## Exercise description
The complete listing should be restated exactly.

--- --- ---

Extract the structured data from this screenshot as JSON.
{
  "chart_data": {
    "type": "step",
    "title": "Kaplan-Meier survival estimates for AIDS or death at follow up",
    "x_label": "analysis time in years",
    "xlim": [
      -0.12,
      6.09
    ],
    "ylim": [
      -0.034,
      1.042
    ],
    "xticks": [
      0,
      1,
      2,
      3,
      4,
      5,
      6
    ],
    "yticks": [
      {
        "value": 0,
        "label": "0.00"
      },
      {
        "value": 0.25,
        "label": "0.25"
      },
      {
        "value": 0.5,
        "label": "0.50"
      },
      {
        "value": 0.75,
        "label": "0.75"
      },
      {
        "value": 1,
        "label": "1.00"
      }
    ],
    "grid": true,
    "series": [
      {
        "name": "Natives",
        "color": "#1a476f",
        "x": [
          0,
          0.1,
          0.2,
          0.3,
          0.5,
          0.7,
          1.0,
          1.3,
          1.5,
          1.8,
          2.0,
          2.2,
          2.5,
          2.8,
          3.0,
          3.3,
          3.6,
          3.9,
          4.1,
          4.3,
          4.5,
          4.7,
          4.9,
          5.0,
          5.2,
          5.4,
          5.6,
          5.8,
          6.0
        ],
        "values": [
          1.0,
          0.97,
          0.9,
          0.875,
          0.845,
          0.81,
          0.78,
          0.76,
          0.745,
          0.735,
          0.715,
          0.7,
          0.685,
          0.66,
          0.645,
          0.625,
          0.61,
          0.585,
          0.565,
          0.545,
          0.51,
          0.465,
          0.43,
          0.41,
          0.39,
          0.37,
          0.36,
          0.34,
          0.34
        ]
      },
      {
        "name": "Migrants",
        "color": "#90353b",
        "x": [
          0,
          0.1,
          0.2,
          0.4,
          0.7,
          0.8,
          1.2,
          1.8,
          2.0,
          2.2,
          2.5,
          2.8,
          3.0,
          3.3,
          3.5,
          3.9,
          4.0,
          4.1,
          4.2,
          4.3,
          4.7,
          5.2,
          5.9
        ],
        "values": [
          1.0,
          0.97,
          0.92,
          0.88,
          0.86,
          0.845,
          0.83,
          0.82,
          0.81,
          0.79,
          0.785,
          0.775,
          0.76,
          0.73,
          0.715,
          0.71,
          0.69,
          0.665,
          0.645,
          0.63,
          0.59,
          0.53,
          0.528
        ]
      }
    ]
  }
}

--- --- ---

## Task result
Extract the structured data from this screenshot as JSON.
{
  "chart_data": {
    "type": "step",
    "title": "Kaplan-Meier survival estimates for AIDS or death at follow up",
    "x_label": "analysis time in years",
    "xlim": [
      -0.12,
      6.09
    ],
    "ylim": [
      -0.034,
      1.042
    ],
    "xticks": [
      0,
      1,
      2,
      3,
      4,
      5,
      6
    ],
    "yticks": [
      {
        "value": 0,
        "label": "0.00"
      },
      {
        "value": 0.25,
        "label": "0.25"
      },
      {
        "value": 0.5,
        "label": "0.50"
      },
      {
        "value": 0.75,
        "label": "0.75"
      },
      {
        "value": 1,
        "label": "1.00"
      }
    ],
    "grid": true,
    "series": [
      {
        "name": "Natives",
        "color": "#1a476f",
        "x": [
          0,
          0.1,
          0.2,
          0.3,
          0.5,
          0.7,
          1.0,
          1.3,
          1.5,
          1.8,
          2.0,
          2.2,
          2.5,
          2.8,
          3.0,
          3.3,
          3.6,
          3.9,
          4.1,
          4.3,
          4.5,
          4.7,
          4.9,
          5.0,
          5.2,
          5.4,
          5.6,
          5.8,
          6.0
        ],
        "values": [
          1.0,
          0.97,
          0.9,
          0.875,
          0.845,
          0.81,
          0.78,
          0.76,
          0.745,
          0.735,
          0.715,
          0.7,
          0.685,
          0.66,
          0.645,
          0.625,
          0.61,
          0.585,
          0.565,
          0.545,
          0.51,
          0.465,
          0.43,
          0.41,
          0.39,
          0.37,
          0.36,
          0.34,
          0.34
        ]
      },
      {
        "name": "Migrants",
        "color": "#90353b",
        "x": [
          0,
          0.1,
          0.2,
          0.4,
          0.7,
          0.8,
          1.2,
          1.8,
          2.0,
          2.2,
          2.5,
          2.8,
          3.0,
          3.3,
          3.5,
          3.9,
          4.0,
          4.1,
          4.2,
          4.3,
          4.7,
          5.2,
          5.9
        ],
        "values": [
          1.0,
          0.97,
          0.92,
          0.88,
          0.86,
          0.845,
          0.83,
          0.82,
          0.81,
          0.79,
          0.785,
          0.775,
          0.76,
          0.73,
          0.715,
          0.71,
          0.69,
          0.665,
          0.645,
          0.63,
          0.59,
          0.53,
          0.528
        ]
      }
    ]
  }
}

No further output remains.